§ REQUIREMENTS: Transcribe the full listing exactly, and drop every picture.

§ ENTRIES SUPPLIED:
^^^^^^^^

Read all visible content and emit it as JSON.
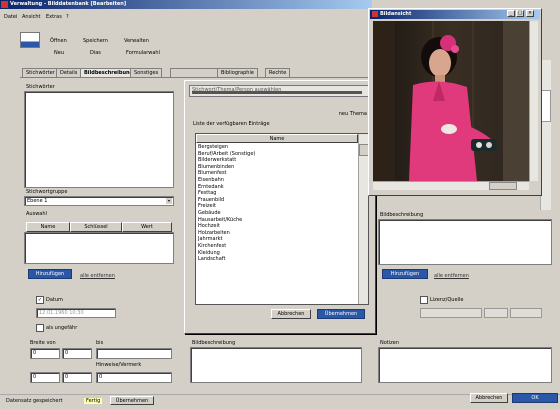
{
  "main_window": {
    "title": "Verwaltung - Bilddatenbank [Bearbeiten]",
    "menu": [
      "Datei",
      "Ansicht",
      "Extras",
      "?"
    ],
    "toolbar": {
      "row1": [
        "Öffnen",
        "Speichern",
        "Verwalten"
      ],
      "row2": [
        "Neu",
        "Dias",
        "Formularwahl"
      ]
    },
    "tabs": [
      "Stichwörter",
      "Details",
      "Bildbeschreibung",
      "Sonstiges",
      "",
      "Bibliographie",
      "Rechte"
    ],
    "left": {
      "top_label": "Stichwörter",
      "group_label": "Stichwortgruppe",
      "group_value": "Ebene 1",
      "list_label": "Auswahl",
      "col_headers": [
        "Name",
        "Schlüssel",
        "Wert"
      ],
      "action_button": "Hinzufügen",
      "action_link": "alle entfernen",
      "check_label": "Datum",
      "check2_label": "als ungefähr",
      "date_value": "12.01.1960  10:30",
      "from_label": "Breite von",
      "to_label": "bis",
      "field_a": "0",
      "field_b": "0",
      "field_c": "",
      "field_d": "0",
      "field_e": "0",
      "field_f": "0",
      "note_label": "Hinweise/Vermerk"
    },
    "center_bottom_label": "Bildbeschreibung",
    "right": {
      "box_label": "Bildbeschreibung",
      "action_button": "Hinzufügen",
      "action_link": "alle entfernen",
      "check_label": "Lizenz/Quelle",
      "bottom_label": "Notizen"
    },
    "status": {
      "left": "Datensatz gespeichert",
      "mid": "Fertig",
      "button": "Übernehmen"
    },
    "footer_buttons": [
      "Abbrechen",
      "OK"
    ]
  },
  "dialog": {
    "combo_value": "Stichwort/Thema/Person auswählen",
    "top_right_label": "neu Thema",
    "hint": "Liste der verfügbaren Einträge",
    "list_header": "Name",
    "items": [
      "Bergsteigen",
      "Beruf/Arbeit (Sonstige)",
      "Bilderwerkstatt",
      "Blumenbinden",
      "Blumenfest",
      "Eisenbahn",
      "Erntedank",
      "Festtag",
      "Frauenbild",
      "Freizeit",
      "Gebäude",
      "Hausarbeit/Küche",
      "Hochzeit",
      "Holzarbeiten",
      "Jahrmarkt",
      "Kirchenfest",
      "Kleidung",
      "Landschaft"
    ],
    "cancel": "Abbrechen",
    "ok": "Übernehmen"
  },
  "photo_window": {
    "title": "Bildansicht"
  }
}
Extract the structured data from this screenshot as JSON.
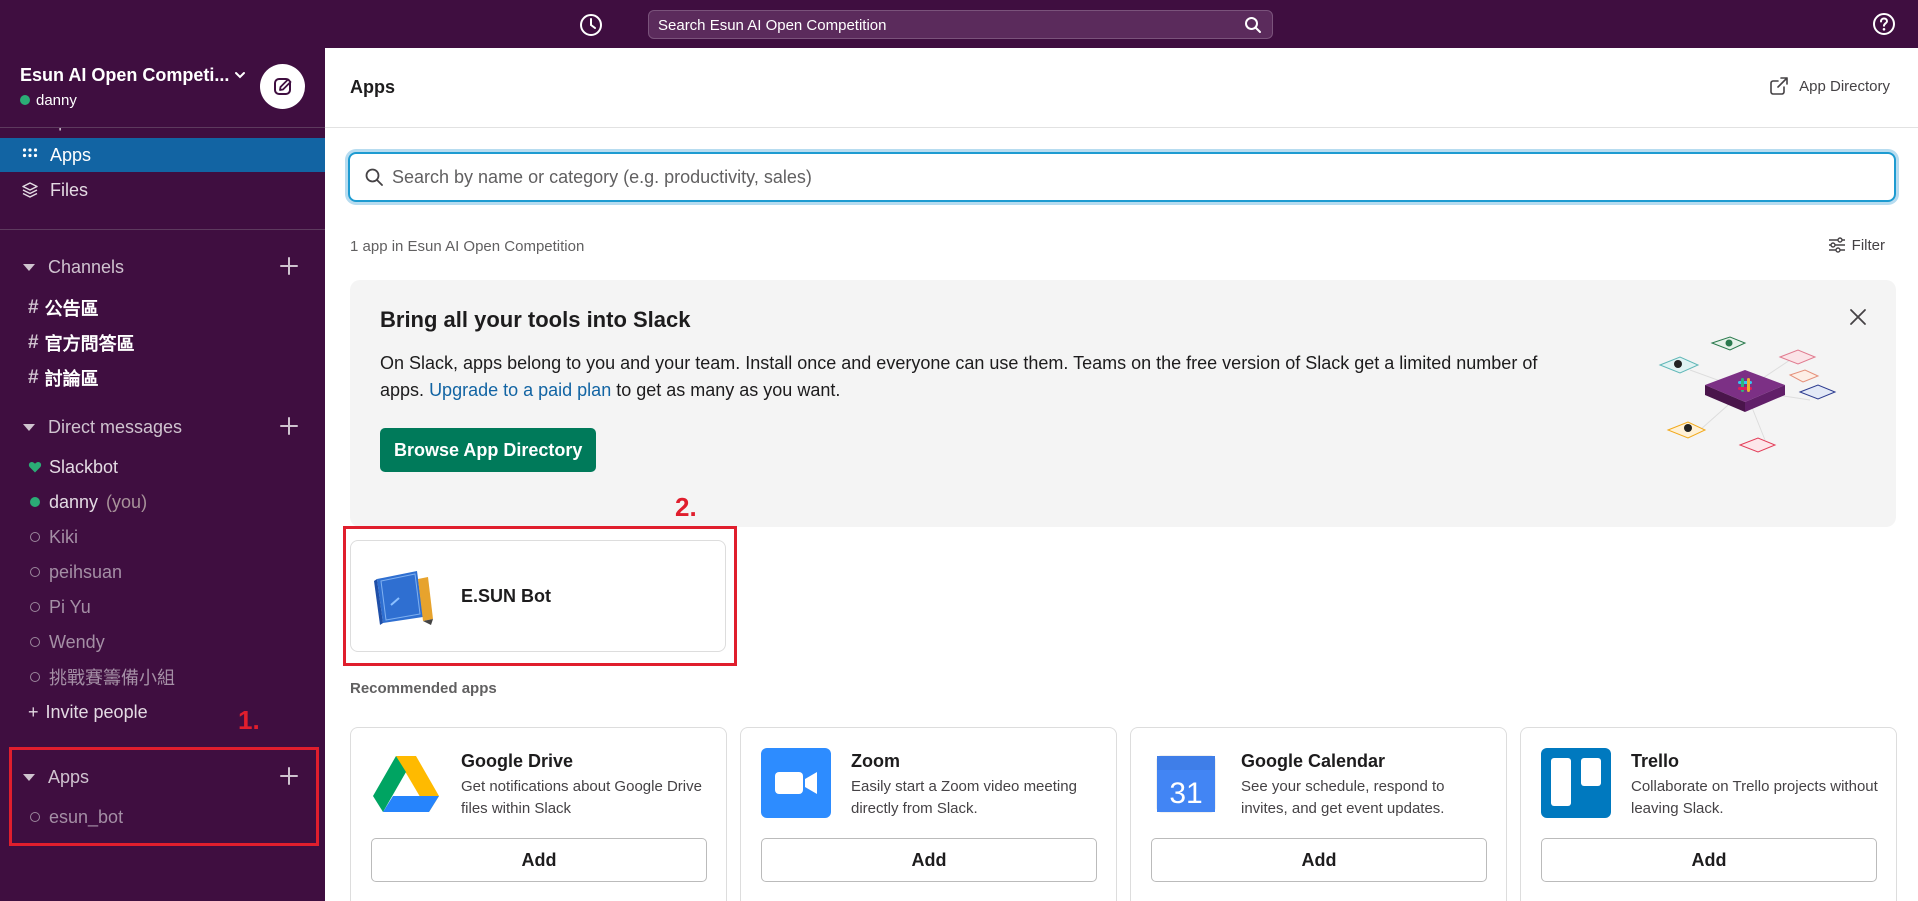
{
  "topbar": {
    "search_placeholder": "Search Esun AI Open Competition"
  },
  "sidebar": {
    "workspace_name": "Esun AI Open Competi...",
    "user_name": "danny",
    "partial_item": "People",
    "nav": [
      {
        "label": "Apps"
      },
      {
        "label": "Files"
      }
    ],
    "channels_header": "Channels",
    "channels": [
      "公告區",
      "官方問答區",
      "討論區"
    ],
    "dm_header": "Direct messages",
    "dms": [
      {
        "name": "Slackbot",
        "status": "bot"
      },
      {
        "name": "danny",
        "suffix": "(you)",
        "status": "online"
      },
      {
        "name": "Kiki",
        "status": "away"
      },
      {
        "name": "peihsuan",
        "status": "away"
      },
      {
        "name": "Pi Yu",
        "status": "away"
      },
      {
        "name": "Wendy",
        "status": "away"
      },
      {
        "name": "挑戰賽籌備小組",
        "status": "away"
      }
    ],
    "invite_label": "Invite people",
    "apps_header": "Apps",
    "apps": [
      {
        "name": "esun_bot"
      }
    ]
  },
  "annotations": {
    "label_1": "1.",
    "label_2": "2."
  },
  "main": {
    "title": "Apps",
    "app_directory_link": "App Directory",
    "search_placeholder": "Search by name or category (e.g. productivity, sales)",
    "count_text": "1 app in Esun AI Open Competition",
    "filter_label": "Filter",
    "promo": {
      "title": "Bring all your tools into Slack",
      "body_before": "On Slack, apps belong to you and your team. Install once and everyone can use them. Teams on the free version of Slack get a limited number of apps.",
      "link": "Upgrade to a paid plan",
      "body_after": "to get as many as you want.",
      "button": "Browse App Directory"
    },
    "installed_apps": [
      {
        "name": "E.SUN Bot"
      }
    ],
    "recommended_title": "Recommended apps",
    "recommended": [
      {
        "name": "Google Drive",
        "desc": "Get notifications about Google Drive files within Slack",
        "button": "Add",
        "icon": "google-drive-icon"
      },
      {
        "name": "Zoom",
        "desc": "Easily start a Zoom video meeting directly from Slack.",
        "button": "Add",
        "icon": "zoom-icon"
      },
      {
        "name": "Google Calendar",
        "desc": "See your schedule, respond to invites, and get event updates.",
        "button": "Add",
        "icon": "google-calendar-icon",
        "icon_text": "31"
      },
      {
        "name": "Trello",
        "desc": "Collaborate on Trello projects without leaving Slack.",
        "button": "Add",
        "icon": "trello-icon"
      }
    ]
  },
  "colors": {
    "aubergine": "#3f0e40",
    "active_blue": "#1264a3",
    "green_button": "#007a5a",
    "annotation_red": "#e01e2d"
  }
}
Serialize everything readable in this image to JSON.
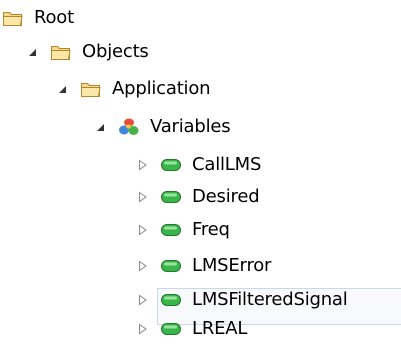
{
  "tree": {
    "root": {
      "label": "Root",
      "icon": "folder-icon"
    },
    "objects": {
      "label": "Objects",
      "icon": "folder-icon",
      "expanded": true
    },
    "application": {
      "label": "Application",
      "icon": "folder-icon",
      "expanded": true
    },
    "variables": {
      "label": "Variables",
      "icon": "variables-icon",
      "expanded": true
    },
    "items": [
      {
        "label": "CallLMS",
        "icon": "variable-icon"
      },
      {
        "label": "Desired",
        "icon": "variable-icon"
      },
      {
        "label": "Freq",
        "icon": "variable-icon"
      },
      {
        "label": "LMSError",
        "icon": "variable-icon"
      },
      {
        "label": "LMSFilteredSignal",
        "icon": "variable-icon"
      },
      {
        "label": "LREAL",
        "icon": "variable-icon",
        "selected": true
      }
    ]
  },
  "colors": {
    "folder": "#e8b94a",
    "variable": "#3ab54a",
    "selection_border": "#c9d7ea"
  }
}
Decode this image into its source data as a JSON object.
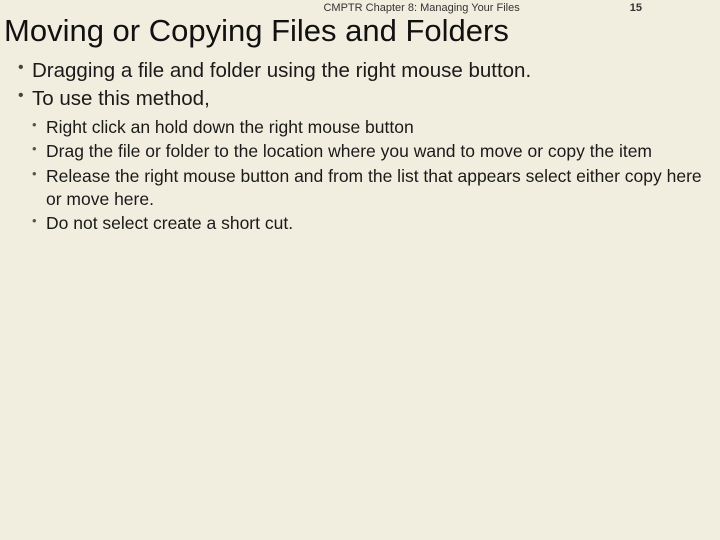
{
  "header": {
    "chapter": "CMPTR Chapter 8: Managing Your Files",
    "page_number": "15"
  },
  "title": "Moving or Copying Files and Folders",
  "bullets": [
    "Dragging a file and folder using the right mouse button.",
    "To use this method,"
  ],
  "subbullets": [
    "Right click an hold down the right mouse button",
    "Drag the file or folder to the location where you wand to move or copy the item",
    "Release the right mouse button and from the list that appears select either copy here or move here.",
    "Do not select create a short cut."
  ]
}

^^^^^^^^

§ FINISHED EXERCISE:
Read all visible content and emit it as JSON.
{
  "main_window": {
    "title": "Verwaltung - Bilddatenbank [Bearbeiten]",
    "menu": [
      "Datei",
      "Ansicht",
      "Extras",
      "?"
    ],
    "toolbar": {
      "row1": [
        "Öffnen",
        "Speichern",
        "Verwalten"
      ],
      "row2": [
        "Neu",
        "Dias",
        "Formularwahl"
      ]
    },
    "tabs": [
      "Stichwörter",
      "Details",
      "Bildbeschreibung",
      "Sonstiges",
      "",
      "Bibliographie",
      "Rechte"
    ],
    "left": {
      "top_label": "Stichwörter",
      "group_label": "Stichwortgruppe",
      "group_value": "Ebene 1",
      "list_label": "Auswahl",
      "col_headers": [
        "Name",
        "Schlüssel",
        "Wert"
      ],
      "action_button": "Hinzufügen",
      "action_link": "alle entfernen",
      "check_label": "Datum",
      "check2_label": "als ungefähr",
      "date_value": "12.01.1960  10:30",
      "from_label": "Breite von",
      "to_label": "bis",
      "field_a": "0",
      "field_b": "0",
      "field_c": "",
      "field_d": "0",
      "field_e": "0",
      "field_f": "0",
      "note_label": "Hinweise/Vermerk"
    },
    "center_bottom_label": "Bildbeschreibung",
    "right": {
      "box_label": "Bildbeschreibung",
      "action_button": "Hinzufügen",
      "action_link": "alle entfernen",
      "check_label": "Lizenz/Quelle",
      "bottom_label": "Notizen"
    },
    "status": {
      "left": "Datensatz gespeichert",
      "mid": "Fertig",
      "button": "Übernehmen"
    },
    "footer_buttons": [
      "Abbrechen",
      "OK"
    ]
  },
  "dialog": {
    "combo_value": "Stichwort/Thema/Person auswählen",
    "top_right_label": "neu Thema",
    "hint": "Liste der verfügbaren Einträge",
    "list_header": "Name",
    "items": [
      "Bergsteigen",
      "Beruf/Arbeit (Sonstige)",
      "Bilderwerkstatt",
      "Blumenbinden",
      "Blumenfest",
      "Eisenbahn",
      "Erntedank",
      "Festtag",
      "Frauenbild",
      "Freizeit",
      "Gebäude",
      "Hausarbeit/Küche",
      "Hochzeit",
      "Holzarbeiten",
      "Jahrmarkt",
      "Kirchenfest",
      "Kleidung",
      "Landschaft"
    ],
    "cancel": "Abbrechen",
    "ok": "Übernehmen"
  },
  "photo_window": {
    "title": "Bildansicht"
  }
}
Extract the structured data from this screenshot as JSON.
{
  "topbar": {
    "search_placeholder": "Search Esun AI Open Competition"
  },
  "sidebar": {
    "workspace_name": "Esun AI Open Competi...",
    "user_name": "danny",
    "partial_item": "People",
    "nav": [
      {
        "label": "Apps"
      },
      {
        "label": "Files"
      }
    ],
    "channels_header": "Channels",
    "channels": [
      "公告區",
      "官方問答區",
      "討論區"
    ],
    "dm_header": "Direct messages",
    "dms": [
      {
        "name": "Slackbot",
        "status": "bot"
      },
      {
        "name": "danny",
        "suffix": "(you)",
        "status": "online"
      },
      {
        "name": "Kiki",
        "status": "away"
      },
      {
        "name": "peihsuan",
        "status": "away"
      },
      {
        "name": "Pi Yu",
        "status": "away"
      },
      {
        "name": "Wendy",
        "status": "away"
      },
      {
        "name": "挑戰賽籌備小組",
        "status": "away"
      }
    ],
    "invite_label": "Invite people",
    "apps_header": "Apps",
    "apps": [
      {
        "name": "esun_bot"
      }
    ]
  },
  "annotations": {
    "label_1": "1.",
    "label_2": "2."
  },
  "main": {
    "title": "Apps",
    "app_directory_link": "App Directory",
    "search_placeholder": "Search by name or category (e.g. productivity, sales)",
    "count_text": "1 app in Esun AI Open Competition",
    "filter_label": "Filter",
    "promo": {
      "title": "Bring all your tools into Slack",
      "body_before": "On Slack, apps belong to you and your team. Install once and everyone can use them. Teams on the free version of Slack get a limited number of apps.",
      "link": "Upgrade to a paid plan",
      "body_after": "to get as many as you want.",
      "button": "Browse App Directory"
    },
    "installed_apps": [
      {
        "name": "E.SUN Bot"
      }
    ],
    "recommended_title": "Recommended apps",
    "recommended": [
      {
        "name": "Google Drive",
        "desc": "Get notifications about Google Drive files within Slack",
        "button": "Add",
        "icon": "google-drive-icon"
      },
      {
        "name": "Zoom",
        "desc": "Easily start a Zoom video meeting directly from Slack.",
        "button": "Add",
        "icon": "zoom-icon"
      },
      {
        "name": "Google Calendar",
        "desc": "See your schedule, respond to invites, and get event updates.",
        "button": "Add",
        "icon": "google-calendar-icon",
        "icon_text": "31"
      },
      {
        "name": "Trello",
        "desc": "Collaborate on Trello projects without leaving Slack.",
        "button": "Add",
        "icon": "trello-icon"
      }
    ]
  },
  "colors": {
    "aubergine": "#3f0e40",
    "active_blue": "#1264a3",
    "green_button": "#007a5a",
    "annotation_red": "#e01e2d"
  }
}
Serialize everything readable in this image to JSON.
{
  "tree": {
    "root": {
      "label": "Root",
      "icon": "folder-icon"
    },
    "objects": {
      "label": "Objects",
      "icon": "folder-icon",
      "expanded": true
    },
    "application": {
      "label": "Application",
      "icon": "folder-icon",
      "expanded": true
    },
    "variables": {
      "label": "Variables",
      "icon": "variables-icon",
      "expanded": true
    },
    "items": [
      {
        "label": "CallLMS",
        "icon": "variable-icon"
      },
      {
        "label": "Desired",
        "icon": "variable-icon"
      },
      {
        "label": "Freq",
        "icon": "variable-icon"
      },
      {
        "label": "LMSError",
        "icon": "variable-icon"
      },
      {
        "label": "LMSFilteredSignal",
        "icon": "variable-icon"
      },
      {
        "label": "LREAL",
        "icon": "variable-icon",
        "selected": true
      }
    ]
  },
  "colors": {
    "folder": "#e8b94a",
    "variable": "#3ab54a",
    "selection_border": "#c9d7ea"
  }
}
Decode this image into its source data as a JSON object.
{
  "header": {
    "chapter": "CMPTR Chapter 8: Managing Your Files",
    "page_number": "15"
  },
  "title": "Moving or Copying Files and Folders",
  "bullets": [
    "Dragging a file and folder using the right mouse button.",
    "To use this method,"
  ],
  "subbullets": [
    "Right click an hold down the right mouse button",
    "Drag the file or folder to the location where you wand to move or copy the item",
    "Release the right mouse button and from the list that appears select either copy here or move here.",
    "Do not select create a short cut."
  ]
}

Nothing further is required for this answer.